*JOB*.
Reply with one number only: the count of lines below that contain the word "structured".

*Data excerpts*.
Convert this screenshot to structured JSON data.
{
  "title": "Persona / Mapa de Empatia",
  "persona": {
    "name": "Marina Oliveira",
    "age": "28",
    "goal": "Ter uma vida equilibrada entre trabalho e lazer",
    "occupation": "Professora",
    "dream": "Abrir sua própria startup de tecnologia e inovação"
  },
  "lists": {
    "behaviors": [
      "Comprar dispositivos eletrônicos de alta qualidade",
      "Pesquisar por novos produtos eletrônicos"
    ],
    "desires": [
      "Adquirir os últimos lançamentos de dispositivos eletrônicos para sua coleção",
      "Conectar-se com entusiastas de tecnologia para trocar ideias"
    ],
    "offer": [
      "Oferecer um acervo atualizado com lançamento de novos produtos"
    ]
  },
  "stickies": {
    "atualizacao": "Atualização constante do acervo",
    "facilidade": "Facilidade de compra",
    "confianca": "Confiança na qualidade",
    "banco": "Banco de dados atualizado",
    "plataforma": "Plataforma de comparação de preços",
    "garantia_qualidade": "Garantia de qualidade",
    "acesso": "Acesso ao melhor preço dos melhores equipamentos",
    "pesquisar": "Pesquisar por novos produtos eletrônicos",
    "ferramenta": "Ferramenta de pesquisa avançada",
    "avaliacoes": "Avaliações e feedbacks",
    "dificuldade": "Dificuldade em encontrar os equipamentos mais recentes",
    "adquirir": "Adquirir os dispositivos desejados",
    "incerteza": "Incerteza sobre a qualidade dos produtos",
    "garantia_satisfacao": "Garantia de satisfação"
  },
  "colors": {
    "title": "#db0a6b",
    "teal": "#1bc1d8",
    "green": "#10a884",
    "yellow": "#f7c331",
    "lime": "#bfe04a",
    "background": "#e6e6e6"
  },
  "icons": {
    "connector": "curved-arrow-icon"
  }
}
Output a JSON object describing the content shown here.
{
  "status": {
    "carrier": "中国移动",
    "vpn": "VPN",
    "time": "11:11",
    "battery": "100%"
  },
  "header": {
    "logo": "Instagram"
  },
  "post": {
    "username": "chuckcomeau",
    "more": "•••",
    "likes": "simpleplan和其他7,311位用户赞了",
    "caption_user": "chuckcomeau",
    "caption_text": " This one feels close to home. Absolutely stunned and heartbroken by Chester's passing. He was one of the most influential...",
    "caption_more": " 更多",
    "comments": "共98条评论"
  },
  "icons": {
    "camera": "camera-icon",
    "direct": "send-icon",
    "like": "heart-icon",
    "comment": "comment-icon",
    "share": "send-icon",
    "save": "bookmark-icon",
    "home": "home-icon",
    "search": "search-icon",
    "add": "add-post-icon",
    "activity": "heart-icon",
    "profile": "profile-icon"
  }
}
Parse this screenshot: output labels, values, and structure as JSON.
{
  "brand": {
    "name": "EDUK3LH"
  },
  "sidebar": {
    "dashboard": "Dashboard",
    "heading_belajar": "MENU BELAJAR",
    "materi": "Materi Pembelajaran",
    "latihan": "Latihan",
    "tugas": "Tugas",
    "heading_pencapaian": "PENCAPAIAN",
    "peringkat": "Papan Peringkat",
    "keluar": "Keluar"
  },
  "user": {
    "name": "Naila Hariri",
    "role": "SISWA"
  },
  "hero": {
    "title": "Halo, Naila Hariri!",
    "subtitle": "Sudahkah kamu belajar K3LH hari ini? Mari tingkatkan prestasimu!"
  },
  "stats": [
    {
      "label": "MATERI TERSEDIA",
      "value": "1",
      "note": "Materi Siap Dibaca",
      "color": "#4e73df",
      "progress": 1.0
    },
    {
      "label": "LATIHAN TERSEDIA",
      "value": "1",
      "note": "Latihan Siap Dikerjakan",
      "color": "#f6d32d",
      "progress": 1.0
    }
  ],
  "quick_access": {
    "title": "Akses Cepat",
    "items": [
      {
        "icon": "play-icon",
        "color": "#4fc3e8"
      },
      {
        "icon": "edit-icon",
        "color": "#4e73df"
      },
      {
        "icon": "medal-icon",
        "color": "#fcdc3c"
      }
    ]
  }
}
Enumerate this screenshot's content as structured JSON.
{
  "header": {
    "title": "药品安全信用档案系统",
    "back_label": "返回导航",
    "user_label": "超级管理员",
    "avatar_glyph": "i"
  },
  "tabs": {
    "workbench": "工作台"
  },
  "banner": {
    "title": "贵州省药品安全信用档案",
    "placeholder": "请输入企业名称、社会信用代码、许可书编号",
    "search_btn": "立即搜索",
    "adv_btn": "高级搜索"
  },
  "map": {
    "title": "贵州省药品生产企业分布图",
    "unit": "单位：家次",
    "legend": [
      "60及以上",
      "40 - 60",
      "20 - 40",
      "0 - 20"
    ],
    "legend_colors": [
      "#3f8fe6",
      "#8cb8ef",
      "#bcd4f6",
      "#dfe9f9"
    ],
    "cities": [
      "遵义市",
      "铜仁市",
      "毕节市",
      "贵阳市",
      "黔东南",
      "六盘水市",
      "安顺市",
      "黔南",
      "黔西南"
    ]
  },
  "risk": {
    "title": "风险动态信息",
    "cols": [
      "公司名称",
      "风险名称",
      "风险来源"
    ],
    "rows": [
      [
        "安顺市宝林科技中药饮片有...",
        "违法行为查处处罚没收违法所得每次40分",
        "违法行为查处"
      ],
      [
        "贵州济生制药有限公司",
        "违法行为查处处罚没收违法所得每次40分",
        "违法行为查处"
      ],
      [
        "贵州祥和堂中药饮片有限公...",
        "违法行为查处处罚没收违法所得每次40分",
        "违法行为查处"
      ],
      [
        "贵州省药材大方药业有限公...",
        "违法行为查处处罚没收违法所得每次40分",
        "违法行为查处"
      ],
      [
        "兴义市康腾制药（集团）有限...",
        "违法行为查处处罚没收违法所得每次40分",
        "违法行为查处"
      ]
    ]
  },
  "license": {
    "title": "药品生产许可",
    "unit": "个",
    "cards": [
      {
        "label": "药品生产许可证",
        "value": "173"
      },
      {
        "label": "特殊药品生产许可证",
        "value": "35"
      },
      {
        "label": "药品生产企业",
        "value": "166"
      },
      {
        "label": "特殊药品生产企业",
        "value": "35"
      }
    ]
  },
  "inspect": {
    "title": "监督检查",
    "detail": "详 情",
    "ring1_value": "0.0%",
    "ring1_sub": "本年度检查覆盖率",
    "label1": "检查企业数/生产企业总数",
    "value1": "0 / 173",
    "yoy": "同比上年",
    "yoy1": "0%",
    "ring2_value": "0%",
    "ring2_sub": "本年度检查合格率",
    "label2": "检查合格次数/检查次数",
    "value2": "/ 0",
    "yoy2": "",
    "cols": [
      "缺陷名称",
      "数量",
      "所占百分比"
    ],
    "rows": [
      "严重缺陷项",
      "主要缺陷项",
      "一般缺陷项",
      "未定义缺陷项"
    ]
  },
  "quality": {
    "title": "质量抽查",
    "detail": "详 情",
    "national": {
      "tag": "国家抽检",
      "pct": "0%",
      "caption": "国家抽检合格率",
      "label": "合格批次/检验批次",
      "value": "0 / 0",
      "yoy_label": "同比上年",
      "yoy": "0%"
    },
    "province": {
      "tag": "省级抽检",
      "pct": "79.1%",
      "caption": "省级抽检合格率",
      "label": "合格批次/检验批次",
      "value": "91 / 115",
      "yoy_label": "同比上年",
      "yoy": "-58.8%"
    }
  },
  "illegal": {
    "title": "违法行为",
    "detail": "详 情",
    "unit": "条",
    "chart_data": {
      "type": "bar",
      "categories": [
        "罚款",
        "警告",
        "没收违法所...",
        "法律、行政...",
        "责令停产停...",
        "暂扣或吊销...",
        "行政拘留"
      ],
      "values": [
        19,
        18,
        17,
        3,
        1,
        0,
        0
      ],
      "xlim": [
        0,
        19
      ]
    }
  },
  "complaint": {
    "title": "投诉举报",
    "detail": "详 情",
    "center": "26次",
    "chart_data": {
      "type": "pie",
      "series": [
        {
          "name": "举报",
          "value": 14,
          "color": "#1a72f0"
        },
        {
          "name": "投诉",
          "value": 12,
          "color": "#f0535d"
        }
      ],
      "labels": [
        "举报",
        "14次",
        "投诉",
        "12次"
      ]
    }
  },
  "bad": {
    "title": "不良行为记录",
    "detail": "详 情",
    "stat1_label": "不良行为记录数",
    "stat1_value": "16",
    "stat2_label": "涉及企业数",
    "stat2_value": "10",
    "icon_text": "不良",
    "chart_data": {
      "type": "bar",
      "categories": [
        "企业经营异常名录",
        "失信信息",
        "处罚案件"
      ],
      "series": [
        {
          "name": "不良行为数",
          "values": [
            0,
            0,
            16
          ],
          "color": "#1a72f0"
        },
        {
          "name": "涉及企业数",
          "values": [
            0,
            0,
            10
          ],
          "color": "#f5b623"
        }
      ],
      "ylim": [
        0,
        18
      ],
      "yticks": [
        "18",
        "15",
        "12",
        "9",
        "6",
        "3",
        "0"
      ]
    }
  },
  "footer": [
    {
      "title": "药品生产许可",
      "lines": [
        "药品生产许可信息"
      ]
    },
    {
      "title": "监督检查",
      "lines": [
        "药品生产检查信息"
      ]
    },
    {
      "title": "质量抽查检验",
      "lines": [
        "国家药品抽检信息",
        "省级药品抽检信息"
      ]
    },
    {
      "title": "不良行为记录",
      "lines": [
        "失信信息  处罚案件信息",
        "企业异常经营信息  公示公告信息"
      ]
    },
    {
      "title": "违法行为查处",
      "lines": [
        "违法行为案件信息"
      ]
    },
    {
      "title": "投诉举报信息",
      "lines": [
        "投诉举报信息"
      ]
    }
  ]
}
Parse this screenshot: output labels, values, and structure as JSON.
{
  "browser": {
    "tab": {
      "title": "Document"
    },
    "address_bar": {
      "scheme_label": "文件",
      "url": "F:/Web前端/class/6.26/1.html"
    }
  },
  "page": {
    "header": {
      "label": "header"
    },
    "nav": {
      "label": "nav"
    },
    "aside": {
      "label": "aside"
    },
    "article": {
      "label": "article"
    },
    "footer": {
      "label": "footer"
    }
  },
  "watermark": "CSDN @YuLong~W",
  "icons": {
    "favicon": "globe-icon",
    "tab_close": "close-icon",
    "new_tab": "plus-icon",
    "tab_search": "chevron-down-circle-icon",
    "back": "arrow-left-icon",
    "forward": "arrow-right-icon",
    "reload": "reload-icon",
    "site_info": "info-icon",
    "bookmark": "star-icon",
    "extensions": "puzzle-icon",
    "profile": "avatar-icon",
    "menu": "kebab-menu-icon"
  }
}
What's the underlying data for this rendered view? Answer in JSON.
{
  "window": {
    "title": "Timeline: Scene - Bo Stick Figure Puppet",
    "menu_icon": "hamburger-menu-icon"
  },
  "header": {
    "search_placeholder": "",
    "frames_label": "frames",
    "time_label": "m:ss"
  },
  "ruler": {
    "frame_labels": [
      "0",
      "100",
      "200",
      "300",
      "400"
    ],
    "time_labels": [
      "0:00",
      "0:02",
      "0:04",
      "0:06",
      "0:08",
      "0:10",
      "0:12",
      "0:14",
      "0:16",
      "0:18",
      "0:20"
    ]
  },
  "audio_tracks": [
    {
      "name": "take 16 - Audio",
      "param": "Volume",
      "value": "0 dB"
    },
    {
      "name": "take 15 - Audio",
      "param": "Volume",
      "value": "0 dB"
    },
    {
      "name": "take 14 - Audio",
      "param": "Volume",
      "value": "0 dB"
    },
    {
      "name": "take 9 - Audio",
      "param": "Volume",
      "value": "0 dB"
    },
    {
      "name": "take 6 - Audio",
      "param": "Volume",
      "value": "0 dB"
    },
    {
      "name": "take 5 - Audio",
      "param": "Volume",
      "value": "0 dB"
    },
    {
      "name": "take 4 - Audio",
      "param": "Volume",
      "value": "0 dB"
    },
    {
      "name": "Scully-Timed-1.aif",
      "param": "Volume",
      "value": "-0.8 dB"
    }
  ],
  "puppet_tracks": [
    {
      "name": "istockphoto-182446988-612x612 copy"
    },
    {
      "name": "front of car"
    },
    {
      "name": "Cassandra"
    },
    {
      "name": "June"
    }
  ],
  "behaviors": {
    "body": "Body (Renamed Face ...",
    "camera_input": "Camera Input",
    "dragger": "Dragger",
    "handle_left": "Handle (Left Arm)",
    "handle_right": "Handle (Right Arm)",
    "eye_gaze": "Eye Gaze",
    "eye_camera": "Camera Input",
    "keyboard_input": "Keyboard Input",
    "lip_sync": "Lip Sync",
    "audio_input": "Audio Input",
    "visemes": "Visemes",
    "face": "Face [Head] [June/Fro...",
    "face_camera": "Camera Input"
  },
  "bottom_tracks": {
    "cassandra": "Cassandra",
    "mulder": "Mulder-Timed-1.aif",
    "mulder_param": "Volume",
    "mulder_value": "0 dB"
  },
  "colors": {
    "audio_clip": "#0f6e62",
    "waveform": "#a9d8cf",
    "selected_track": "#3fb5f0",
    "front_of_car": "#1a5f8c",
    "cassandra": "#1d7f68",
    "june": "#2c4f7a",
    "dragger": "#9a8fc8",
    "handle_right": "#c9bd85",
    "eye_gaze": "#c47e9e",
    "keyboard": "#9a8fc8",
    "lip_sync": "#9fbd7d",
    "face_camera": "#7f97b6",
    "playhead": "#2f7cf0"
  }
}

*EXERCISE RESPONSE*.
2